(Items from a figure collection)
═══
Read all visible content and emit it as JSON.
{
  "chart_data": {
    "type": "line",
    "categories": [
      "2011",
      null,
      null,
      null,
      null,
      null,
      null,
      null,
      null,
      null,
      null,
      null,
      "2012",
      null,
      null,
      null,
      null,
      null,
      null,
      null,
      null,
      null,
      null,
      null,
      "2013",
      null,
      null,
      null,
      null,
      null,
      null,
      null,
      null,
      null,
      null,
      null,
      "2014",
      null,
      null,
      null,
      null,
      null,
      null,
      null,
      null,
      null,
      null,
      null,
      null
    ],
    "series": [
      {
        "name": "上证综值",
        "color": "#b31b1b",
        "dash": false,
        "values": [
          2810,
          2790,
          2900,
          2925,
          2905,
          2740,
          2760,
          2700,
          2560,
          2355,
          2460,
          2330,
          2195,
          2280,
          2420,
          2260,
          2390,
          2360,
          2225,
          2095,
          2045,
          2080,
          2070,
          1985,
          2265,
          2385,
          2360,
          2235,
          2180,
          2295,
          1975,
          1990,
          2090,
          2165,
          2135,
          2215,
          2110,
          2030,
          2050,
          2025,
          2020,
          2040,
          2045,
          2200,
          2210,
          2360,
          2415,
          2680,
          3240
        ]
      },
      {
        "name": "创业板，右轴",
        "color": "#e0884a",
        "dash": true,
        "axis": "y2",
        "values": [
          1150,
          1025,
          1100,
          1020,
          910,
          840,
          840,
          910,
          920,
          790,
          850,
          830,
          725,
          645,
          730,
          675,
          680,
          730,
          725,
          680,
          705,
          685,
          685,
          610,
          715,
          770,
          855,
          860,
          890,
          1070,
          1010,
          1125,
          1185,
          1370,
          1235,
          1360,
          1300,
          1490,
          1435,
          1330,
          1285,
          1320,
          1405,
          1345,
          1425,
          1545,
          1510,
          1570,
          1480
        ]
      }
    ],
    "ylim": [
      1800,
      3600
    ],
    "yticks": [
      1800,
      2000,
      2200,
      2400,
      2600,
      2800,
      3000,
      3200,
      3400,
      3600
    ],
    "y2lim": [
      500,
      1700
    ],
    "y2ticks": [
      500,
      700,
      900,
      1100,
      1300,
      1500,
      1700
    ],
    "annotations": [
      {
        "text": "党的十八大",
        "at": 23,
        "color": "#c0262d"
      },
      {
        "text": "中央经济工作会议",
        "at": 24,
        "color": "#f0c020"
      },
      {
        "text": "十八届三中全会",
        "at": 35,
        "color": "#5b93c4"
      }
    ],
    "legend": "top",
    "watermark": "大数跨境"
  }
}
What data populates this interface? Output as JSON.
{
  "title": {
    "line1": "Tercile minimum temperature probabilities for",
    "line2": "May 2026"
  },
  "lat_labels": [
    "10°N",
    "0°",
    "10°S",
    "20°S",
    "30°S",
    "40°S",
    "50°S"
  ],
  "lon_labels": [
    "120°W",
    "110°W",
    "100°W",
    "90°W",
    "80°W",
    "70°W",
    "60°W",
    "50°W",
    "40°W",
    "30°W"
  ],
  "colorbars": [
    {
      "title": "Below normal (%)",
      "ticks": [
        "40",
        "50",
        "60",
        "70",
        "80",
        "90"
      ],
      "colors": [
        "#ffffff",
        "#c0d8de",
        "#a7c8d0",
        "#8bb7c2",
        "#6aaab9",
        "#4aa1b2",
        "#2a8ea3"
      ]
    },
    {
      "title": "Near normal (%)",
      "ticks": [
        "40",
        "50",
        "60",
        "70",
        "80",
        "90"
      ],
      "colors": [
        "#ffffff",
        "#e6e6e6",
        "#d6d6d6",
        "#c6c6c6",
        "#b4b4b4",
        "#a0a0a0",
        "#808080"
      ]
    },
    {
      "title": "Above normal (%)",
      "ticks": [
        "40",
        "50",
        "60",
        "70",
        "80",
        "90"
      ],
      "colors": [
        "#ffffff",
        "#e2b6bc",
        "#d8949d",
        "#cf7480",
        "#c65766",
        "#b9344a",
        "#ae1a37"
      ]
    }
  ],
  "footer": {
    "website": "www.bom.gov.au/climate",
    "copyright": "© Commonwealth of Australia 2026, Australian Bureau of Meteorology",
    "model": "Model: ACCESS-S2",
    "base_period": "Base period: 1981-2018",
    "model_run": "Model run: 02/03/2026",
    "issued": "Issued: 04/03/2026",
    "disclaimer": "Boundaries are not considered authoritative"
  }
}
═══
Set exercise
Reproduce the full listing exactly.

Right answer
Read all visible content and emit it as JSON.
{
  "chart_data": {
    "type": "line",
    "categories": [
      "2011",
      null,
      null,
      null,
      null,
      null,
      null,
      null,
      null,
      null,
      null,
      null,
      "2012",
      null,
      null,
      null,
      null,
      null,
      null,
      null,
      null,
      null,
      null,
      null,
      "2013",
      null,
      null,
      null,
      null,
      null,
      null,
      null,
      null,
      null,
      null,
      null,
      "2014",
      null,
      null,
      null,
      null,
      null,
      null,
      null,
      null,
      null,
      null,
      null,
      null
    ],
    "series": [
      {
        "name": "上证综值",
        "color": "#b31b1b",
        "dash": false,
        "values": [
          2810,
          2790,
          2900,
          2925,
          2905,
          2740,
          2760,
          2700,
          2560,
          2355,
          2460,
          2330,
          2195,
          2280,
          2420,
          2260,
          2390,
          2360,
          2225,
          2095,
          2045,
          2080,
          2070,
          1985,
          2265,
          2385,
          2360,
          2235,
          2180,
          2295,
          1975,
          1990,
          2090,
          2165,
          2135,
          2215,
          2110,
          2030,
          2050,
          2025,
          2020,
          2040,
          2045,
          2200,
          2210,
          2360,
          2415,
          2680,
          3240
        ]
      },
      {
        "name": "创业板，右轴",
        "color": "#e0884a",
        "dash": true,
        "axis": "y2",
        "values": [
          1150,
          1025,
          1100,
          1020,
          910,
          840,
          840,
          910,
          920,
          790,
          850,
          830,
          725,
          645,
          730,
          675,
          680,
          730,
          725,
          680,
          705,
          685,
          685,
          610,
          715,
          770,
          855,
          860,
          890,
          1070,
          1010,
          1125,
          1185,
          1370,
          1235,
          1360,
          1300,
          1490,
          1435,
          1330,
          1285,
          1320,
          1405,
          1345,
          1425,
          1545,
          1510,
          1570,
          1480
        ]
      }
    ],
    "ylim": [
      1800,
      3600
    ],
    "yticks": [
      1800,
      2000,
      2200,
      2400,
      2600,
      2800,
      3000,
      3200,
      3400,
      3600
    ],
    "y2lim": [
      500,
      1700
    ],
    "y2ticks": [
      500,
      700,
      900,
      1100,
      1300,
      1500,
      1700
    ],
    "annotations": [
      {
        "text": "党的十八大",
        "at": 23,
        "color": "#c0262d"
      },
      {
        "text": "中央经济工作会议",
        "at": 24,
        "color": "#f0c020"
      },
      {
        "text": "十八届三中全会",
        "at": 35,
        "color": "#5b93c4"
      }
    ],
    "legend": "top",
    "watermark": "大数跨境"
  }
}
What data populates this interface? Output as JSON.
{
  "title": {
    "line1": "Tercile minimum temperature probabilities for",
    "line2": "May 2026"
  },
  "lat_labels": [
    "10°N",
    "0°",
    "10°S",
    "20°S",
    "30°S",
    "40°S",
    "50°S"
  ],
  "lon_labels": [
    "120°W",
    "110°W",
    "100°W",
    "90°W",
    "80°W",
    "70°W",
    "60°W",
    "50°W",
    "40°W",
    "30°W"
  ],
  "colorbars": [
    {
      "title": "Below normal (%)",
      "ticks": [
        "40",
        "50",
        "60",
        "70",
        "80",
        "90"
      ],
      "colors": [
        "#ffffff",
        "#c0d8de",
        "#a7c8d0",
        "#8bb7c2",
        "#6aaab9",
        "#4aa1b2",
        "#2a8ea3"
      ]
    },
    {
      "title": "Near normal (%)",
      "ticks": [
        "40",
        "50",
        "60",
        "70",
        "80",
        "90"
      ],
      "colors": [
        "#ffffff",
        "#e6e6e6",
        "#d6d6d6",
        "#c6c6c6",
        "#b4b4b4",
        "#a0a0a0",
        "#808080"
      ]
    },
    {
      "title": "Above normal (%)",
      "ticks": [
        "40",
        "50",
        "60",
        "70",
        "80",
        "90"
      ],
      "colors": [
        "#ffffff",
        "#e2b6bc",
        "#d8949d",
        "#cf7480",
        "#c65766",
        "#b9344a",
        "#ae1a37"
      ]
    }
  ],
  "footer": {
    "website": "www.bom.gov.au/climate",
    "copyright": "© Commonwealth of Australia 2026, Australian Bureau of Meteorology",
    "model": "Model: ACCESS-S2",
    "base_period": "Base period: 1981-2018",
    "model_run": "Model run: 02/03/2026",
    "issued": "Issued: 04/03/2026",
    "disclaimer": "Boundaries are not considered authoritative"
  }
}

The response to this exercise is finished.